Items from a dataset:
········
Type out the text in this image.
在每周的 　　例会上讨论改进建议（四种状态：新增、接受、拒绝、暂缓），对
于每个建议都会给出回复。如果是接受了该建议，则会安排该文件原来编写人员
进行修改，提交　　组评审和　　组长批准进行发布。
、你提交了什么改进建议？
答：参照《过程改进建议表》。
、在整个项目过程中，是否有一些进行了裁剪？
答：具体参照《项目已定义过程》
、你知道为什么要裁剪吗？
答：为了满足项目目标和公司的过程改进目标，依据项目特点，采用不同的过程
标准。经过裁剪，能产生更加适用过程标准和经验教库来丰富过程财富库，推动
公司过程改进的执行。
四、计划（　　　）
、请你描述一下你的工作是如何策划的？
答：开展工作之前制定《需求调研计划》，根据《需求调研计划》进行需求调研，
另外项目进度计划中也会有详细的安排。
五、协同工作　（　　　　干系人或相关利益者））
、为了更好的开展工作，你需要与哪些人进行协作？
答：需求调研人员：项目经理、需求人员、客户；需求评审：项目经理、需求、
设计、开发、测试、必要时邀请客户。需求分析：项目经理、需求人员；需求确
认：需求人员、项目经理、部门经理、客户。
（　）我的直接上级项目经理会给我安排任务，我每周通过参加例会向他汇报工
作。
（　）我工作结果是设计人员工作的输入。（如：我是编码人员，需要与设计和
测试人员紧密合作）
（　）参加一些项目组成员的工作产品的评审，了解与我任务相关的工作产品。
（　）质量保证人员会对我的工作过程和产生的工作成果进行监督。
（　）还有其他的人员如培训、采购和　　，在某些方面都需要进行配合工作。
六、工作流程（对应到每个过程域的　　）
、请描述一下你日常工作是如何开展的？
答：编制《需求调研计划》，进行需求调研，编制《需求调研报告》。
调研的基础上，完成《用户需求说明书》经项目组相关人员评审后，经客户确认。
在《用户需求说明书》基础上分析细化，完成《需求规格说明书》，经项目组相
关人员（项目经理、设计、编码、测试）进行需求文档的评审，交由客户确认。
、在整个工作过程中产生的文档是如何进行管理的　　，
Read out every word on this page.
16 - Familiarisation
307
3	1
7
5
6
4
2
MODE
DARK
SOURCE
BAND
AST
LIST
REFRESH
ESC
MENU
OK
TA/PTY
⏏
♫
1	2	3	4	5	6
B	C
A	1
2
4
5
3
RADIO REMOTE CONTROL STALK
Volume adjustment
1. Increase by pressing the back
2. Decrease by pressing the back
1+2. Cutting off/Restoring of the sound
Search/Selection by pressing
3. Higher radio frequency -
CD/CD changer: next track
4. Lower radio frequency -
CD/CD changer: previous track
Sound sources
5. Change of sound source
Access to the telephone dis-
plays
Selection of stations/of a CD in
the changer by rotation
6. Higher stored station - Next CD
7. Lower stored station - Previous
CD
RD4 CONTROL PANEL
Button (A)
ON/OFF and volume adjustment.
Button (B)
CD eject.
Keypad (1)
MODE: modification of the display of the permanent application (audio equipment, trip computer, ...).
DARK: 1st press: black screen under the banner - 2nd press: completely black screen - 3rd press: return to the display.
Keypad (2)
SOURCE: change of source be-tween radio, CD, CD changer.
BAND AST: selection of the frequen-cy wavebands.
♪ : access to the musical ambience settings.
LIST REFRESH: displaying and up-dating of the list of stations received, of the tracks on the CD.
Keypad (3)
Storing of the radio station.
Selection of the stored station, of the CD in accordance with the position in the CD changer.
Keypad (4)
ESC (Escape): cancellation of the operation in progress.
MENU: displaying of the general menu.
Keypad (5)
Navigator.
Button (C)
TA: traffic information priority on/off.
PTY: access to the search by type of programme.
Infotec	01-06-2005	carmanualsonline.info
········
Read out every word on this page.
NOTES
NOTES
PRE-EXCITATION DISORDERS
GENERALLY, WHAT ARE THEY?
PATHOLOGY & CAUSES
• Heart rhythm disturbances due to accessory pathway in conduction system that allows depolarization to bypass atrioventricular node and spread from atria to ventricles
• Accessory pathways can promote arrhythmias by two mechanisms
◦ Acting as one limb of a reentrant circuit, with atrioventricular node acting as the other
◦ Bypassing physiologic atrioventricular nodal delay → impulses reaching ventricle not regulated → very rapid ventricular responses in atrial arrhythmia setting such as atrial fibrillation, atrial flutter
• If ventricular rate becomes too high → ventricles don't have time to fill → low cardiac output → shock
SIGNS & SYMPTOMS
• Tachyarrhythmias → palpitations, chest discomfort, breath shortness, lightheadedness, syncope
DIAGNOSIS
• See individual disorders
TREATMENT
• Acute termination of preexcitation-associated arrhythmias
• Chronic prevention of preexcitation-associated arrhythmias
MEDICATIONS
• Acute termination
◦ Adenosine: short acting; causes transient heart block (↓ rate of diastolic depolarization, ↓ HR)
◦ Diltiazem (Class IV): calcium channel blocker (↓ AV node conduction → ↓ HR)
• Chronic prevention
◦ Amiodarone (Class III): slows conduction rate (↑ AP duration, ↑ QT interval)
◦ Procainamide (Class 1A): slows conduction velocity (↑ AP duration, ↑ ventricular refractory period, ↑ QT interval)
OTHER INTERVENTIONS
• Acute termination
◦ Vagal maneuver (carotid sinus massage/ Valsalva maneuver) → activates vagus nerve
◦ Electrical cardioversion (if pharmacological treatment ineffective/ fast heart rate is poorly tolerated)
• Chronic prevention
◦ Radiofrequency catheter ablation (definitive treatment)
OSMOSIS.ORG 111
········
-- WHAT IS REQUIRED --
Return all lines containing "Lower".

-- ANSWER FOR THIS EXERCISE --
4. Lower radio frequency -
7. Lower stored station - Previous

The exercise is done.